- **Set problem**: Tally every line of the listing below that holds "location", then give the tally alone.

## Start Record extracts

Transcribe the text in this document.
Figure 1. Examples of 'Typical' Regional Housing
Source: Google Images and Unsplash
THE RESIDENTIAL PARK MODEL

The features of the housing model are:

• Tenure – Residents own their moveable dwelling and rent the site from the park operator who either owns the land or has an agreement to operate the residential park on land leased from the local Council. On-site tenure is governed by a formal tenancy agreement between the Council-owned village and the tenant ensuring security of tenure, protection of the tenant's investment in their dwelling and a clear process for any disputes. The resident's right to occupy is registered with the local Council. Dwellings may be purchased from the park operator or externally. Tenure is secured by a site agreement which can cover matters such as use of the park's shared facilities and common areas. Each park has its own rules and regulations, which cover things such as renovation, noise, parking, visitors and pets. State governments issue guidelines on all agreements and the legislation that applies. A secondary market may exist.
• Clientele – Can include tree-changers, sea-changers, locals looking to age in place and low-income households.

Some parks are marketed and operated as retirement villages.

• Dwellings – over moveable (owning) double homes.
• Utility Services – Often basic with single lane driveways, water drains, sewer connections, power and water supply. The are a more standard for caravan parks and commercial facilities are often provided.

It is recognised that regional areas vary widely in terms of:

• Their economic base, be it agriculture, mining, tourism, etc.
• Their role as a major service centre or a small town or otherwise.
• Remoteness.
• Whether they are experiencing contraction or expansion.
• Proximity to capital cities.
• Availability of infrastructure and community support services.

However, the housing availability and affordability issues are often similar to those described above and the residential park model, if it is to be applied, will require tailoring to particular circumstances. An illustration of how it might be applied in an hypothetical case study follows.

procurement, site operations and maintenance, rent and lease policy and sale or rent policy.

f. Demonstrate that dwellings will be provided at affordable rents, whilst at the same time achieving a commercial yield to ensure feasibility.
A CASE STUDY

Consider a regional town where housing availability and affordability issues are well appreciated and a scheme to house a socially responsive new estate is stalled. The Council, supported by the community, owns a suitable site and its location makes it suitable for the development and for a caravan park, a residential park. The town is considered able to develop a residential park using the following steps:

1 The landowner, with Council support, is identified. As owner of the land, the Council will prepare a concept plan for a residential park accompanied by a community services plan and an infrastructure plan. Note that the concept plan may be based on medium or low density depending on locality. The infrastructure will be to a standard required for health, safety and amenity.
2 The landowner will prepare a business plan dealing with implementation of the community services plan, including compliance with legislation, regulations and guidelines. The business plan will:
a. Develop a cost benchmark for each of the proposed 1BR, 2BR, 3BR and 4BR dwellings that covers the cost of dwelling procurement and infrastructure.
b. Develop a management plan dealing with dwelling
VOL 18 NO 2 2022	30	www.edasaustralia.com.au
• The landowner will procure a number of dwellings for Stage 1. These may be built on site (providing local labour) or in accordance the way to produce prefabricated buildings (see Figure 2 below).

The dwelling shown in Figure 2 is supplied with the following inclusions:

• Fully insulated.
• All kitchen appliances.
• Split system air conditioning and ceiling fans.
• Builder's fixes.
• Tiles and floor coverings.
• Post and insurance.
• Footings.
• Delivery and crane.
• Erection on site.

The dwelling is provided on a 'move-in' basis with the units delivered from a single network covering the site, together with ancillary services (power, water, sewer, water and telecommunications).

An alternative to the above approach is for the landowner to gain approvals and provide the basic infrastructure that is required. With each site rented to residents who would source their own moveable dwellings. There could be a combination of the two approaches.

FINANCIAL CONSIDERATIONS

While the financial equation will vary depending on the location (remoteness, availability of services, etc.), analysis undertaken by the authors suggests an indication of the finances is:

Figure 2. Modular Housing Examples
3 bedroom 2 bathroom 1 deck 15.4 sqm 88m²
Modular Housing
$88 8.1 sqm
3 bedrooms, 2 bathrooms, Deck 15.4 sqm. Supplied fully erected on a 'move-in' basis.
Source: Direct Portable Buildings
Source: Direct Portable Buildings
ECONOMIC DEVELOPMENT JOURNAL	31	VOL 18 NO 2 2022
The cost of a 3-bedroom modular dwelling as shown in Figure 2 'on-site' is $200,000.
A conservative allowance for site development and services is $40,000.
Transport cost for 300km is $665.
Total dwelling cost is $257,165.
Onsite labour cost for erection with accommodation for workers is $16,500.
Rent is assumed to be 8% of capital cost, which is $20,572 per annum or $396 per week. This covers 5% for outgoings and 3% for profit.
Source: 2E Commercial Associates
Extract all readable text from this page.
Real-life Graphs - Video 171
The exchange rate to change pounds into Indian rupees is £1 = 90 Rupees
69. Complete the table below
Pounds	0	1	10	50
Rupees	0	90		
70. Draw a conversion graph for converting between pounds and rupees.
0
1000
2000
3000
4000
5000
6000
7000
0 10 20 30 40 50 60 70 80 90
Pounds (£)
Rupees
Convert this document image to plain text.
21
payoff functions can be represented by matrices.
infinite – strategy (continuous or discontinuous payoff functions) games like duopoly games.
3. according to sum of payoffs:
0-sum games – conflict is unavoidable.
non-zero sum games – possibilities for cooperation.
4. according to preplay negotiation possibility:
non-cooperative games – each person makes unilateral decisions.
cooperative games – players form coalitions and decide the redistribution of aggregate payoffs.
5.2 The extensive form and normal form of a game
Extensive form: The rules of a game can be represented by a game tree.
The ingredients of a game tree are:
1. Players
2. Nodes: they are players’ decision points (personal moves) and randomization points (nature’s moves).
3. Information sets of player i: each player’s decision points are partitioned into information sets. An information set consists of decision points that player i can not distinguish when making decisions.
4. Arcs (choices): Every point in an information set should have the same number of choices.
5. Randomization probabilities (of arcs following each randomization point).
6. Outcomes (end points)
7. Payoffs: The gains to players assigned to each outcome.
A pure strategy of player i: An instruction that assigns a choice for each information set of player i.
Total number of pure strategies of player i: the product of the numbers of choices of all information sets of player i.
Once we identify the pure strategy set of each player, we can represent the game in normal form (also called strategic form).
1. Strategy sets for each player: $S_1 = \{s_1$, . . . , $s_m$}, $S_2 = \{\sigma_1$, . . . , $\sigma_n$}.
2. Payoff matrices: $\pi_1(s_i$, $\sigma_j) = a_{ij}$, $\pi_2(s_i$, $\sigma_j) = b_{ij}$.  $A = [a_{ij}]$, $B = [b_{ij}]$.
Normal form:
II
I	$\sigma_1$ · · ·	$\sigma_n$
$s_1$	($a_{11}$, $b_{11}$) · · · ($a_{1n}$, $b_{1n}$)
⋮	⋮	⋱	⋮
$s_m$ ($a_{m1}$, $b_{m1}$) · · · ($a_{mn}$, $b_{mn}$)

## End Record extracts

- **Correct result**: 2